* _What to do_:
Go through the listing and set it down exactly, leaving out its pictures.

(Data records)

▬▬▬▬▬▬▬▬▬▬

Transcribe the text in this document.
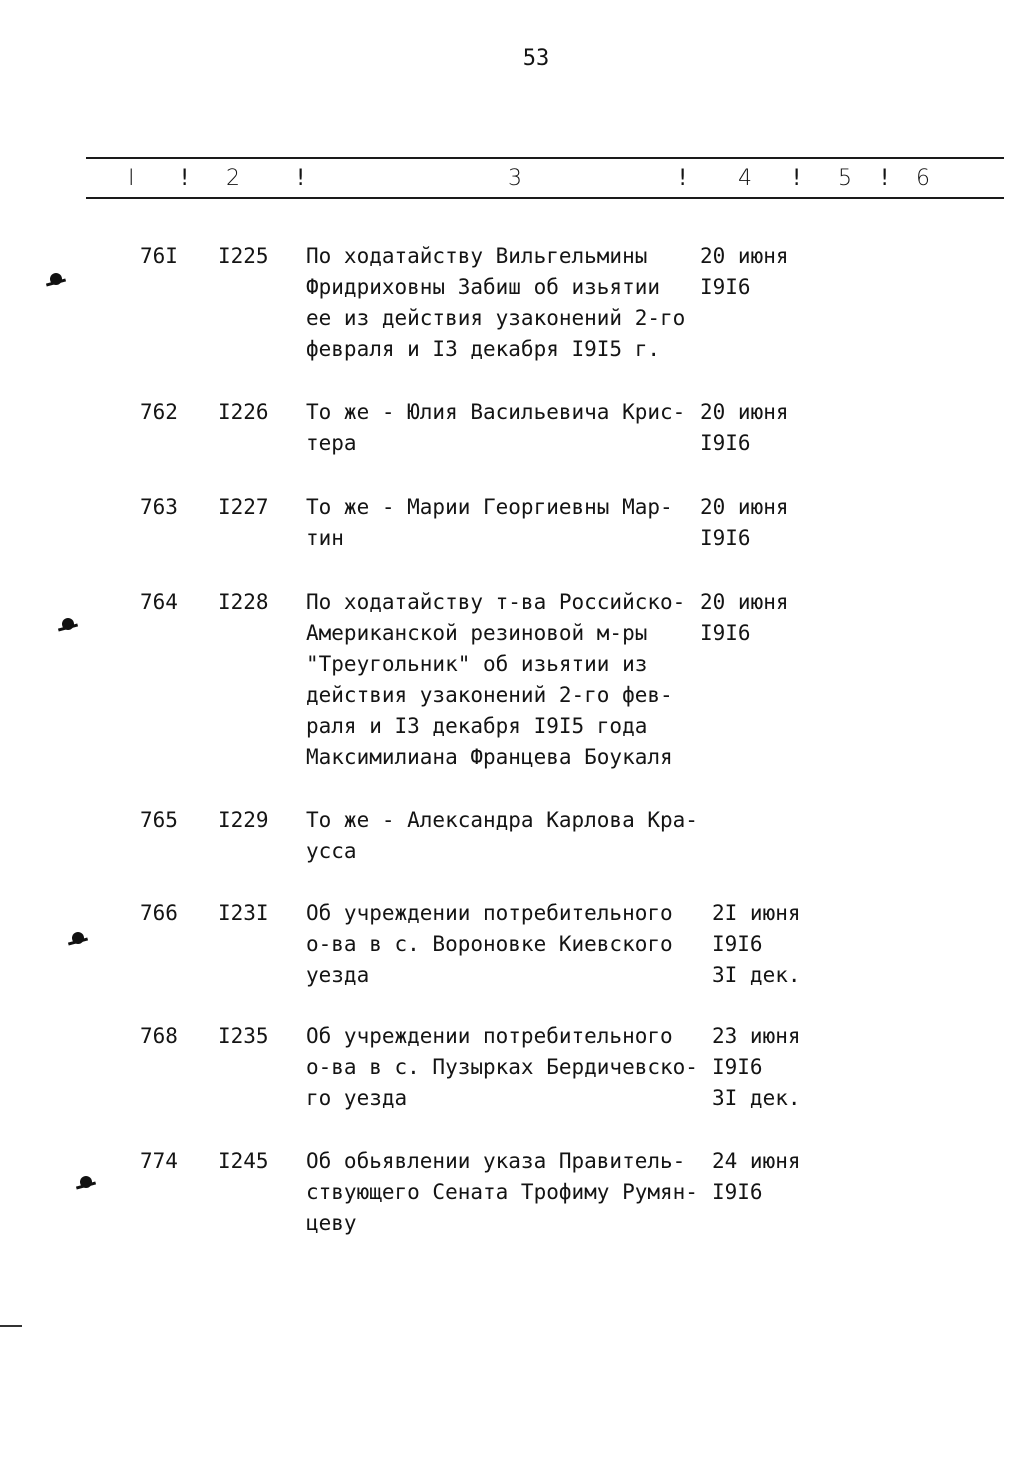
53
I ! 2 !	3	! 4 ! 5 ! 6
76I I225 По ходатайству Вильгельмины
Фридриховны Забиш об изьятии
ее из действия узаконений 2-го
февраля и I3 декабря I9I5 г.
20 июня
I9I6
762 I226 То же - Юлия Васильевича Крис-
тера
20 июня
I9I6
763 I227 То же - Марии Георгиевны Мар-
тин
20 июня
I9I6
764 I228 По ходатайству т-ва Российско-
Американской резиновой м-ры
"Треугольник" об изьятии из
действия узаконений 2-го фев-
раля и I3 декабря I9I5 года
Максимилиана Францева Боукаля
20 июня
I9I6
765 I229 То же - Александра Карлова Кра-
усса
766 I23I Об учреждении потребительного
о-ва в с. Вороновке Киевского
уезда
2I июня
I9I6
3I дек.
768 I235 Об учреждении потребительного
о-ва в с. Пузырках Бердичевско-
го уезда
23 июня
I9I6
3I дек.
774 I245 Об обьявлении указа Правитель-
ствующего Сената Трофиму Румян-
цеву
24 июня
I9I6
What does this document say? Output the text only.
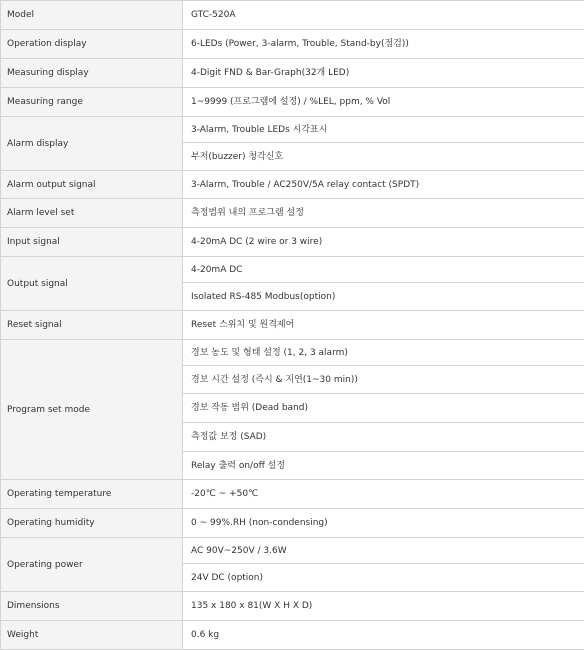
Model	GTC-520A
Operation display	6-LEDs (Power, 3-alarm, Trouble, Stand-by(점검))
Measuring display	4-Digit FND & Bar-Graph(32개 LED)
Measuring range	1~9999 (프로그램에 설정) / %LEL, ppm, % Vol
Alarm display	3-Alarm, Trouble LEDs 시각표시
	부저(buzzer) 청각신호
Alarm output signal	3-Alarm, Trouble / AC250V/5A relay contact (SPDT)
Alarm level set	측정범위 내의 프로그램 설정
Input signal	4-20mA DC (2 wire or 3 wire)
Output signal	4-20mA DC
	Isolated RS-485 Modbus(option)
Reset signal	Reset 스위치 및 원격제어
Program set mode	경보 농도 및 형태 설정 (1, 2, 3 alarm)
	경보 시간 설정 (즉시 & 지연(1~30 min))
	경보 작동 범위 (Dead band)
	측정값 보정 (SAD)
	Relay 출력 on/off 설정
Operating temperature	-20℃ ~ +50℃
Operating humidity	0 ~ 99%.RH (non-condensing)
Operating power	AC 90V~250V / 3.6W
	24V DC (option)
Dimensions	135 x 180 x 81(W X H X D)
Weight	0.6 kg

▬▬▬▬▬▬▬▬▬▬

* _Solution_:
Transcribe the text in this document.
53
I ! 2 !	3	! 4 ! 5 ! 6
76I I225 По ходатайству Вильгельмины
Фридриховны Забиш об изьятии
ее из действия узаконений 2-го
февраля и I3 декабря I9I5 г.
20 июня
I9I6
762 I226 То же - Юлия Васильевича Крис-
тера
20 июня
I9I6
763 I227 То же - Марии Георгиевны Мар-
тин
20 июня
I9I6
764 I228 По ходатайству т-ва Российско-
Американской резиновой м-ры
"Треугольник" об изьятии из
действия узаконений 2-го фев-
раля и I3 декабря I9I5 года
Максимилиана Францева Боукаля
20 июня
I9I6
765 I229 То же - Александра Карлова Кра-
усса
766 I23I Об учреждении потребительного
о-ва в с. Вороновке Киевского
уезда
2I июня
I9I6
3I дек.
768 I235 Об учреждении потребительного
о-ва в с. Пузырках Бердичевско-
го уезда
23 июня
I9I6
3I дек.
774 I245 Об обьявлении указа Правитель-
ствующего Сената Трофиму Румян-
цеву
24 июня
I9I6
What does this document say? Output the text only.
Model	GTC-520A
Operation display	6-LEDs (Power, 3-alarm, Trouble, Stand-by(점검))
Measuring display	4-Digit FND & Bar-Graph(32개 LED)
Measuring range	1~9999 (프로그램에 설정) / %LEL, ppm, % Vol
Alarm display	3-Alarm, Trouble LEDs 시각표시
	부저(buzzer) 청각신호
Alarm output signal	3-Alarm, Trouble / AC250V/5A relay contact (SPDT)
Alarm level set	측정범위 내의 프로그램 설정
Input signal	4-20mA DC (2 wire or 3 wire)
Output signal	4-20mA DC
	Isolated RS-485 Modbus(option)
Reset signal	Reset 스위치 및 원격제어
Program set mode	경보 농도 및 형태 설정 (1, 2, 3 alarm)
	경보 시간 설정 (즉시 & 지연(1~30 min))
	경보 작동 범위 (Dead band)
	측정값 보정 (SAD)
	Relay 출력 on/off 설정
Operating temperature	-20℃ ~ +50℃
Operating humidity	0 ~ 99%.RH (non-condensing)
Operating power	AC 90V~250V / 3.6W
	24V DC (option)
Dimensions	135 x 180 x 81(W X H X D)
Weight	0.6 kg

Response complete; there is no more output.